→ GIVEN TASK
Wherever the string "title" appears in the listing, copy that line.

→ MATERIAL
(begin)

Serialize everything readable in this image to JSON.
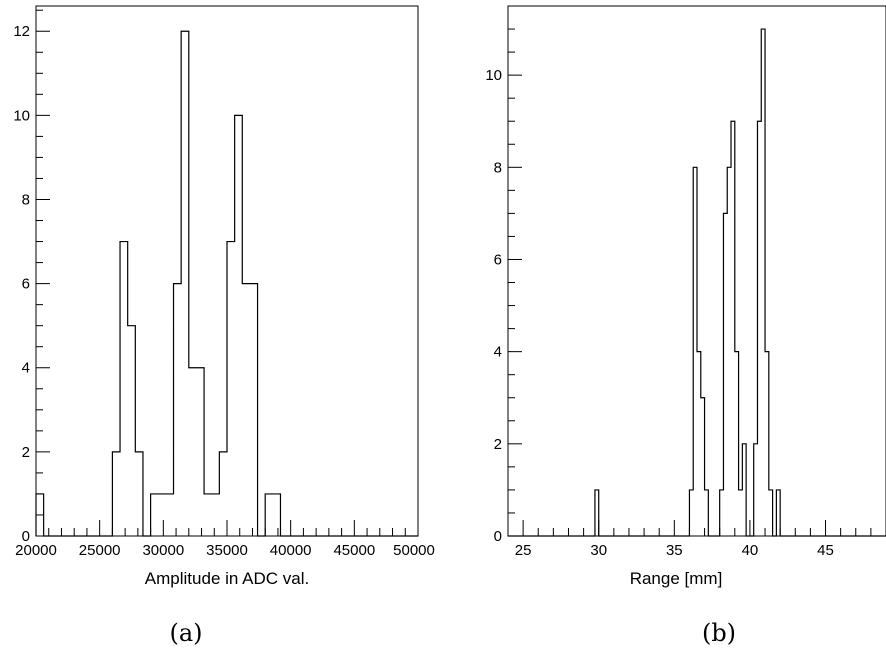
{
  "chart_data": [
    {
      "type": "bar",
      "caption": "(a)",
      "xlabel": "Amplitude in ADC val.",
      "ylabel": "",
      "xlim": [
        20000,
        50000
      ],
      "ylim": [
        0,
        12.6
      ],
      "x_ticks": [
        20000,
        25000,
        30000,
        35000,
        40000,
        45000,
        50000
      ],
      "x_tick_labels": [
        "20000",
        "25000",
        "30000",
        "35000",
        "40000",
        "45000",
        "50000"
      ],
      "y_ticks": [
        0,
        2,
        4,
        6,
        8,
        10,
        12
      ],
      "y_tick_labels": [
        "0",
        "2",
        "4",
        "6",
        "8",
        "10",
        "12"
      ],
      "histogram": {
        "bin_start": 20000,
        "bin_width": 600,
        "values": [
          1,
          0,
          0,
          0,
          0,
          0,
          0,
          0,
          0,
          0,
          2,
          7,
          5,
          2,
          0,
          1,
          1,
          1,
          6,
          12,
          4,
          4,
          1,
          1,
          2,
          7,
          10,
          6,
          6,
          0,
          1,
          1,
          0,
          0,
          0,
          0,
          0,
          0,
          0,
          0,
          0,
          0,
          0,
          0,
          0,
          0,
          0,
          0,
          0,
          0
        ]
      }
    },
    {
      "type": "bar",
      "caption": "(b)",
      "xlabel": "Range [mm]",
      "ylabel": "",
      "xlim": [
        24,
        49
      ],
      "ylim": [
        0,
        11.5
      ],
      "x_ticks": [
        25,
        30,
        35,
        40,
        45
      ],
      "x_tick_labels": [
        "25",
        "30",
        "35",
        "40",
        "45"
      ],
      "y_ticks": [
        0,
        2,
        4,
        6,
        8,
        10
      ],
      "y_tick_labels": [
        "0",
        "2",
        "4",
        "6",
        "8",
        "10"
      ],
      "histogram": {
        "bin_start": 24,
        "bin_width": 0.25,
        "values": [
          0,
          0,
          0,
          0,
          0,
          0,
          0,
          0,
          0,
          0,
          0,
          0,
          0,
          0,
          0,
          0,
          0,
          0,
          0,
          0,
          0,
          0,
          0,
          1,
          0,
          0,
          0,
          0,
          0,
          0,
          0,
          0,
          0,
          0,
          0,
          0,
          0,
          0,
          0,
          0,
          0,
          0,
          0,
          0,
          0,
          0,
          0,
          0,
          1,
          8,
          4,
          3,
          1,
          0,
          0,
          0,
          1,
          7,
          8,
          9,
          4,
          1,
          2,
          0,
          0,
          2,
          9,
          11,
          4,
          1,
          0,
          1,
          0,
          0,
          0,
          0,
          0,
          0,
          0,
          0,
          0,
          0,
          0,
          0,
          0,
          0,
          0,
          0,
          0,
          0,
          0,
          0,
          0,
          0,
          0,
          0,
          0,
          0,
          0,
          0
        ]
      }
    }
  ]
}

(end)
(begin)

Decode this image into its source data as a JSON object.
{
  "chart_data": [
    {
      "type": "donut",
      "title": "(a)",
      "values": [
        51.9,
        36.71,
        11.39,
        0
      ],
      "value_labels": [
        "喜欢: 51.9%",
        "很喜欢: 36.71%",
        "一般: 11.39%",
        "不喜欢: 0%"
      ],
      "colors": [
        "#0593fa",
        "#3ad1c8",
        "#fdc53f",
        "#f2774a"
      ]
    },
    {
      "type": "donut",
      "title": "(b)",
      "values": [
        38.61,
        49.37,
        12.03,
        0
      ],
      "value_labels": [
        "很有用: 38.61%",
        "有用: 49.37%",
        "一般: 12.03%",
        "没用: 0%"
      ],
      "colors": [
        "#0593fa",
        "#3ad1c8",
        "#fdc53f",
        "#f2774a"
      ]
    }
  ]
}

(end)
(begin)

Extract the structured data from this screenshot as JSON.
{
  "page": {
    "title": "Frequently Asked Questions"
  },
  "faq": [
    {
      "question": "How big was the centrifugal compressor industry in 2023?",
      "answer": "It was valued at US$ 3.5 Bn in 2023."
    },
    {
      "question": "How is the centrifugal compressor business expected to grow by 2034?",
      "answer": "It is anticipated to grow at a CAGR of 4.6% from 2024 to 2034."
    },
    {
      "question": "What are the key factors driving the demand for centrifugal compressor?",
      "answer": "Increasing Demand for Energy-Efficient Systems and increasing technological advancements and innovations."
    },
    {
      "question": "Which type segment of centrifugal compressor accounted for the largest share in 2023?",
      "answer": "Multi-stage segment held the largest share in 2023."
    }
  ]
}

(end)

→ WRITTEN RESPONSE
      "title": "(a)",
      "title": "(b)",
    "title": "Frequently Asked Questions"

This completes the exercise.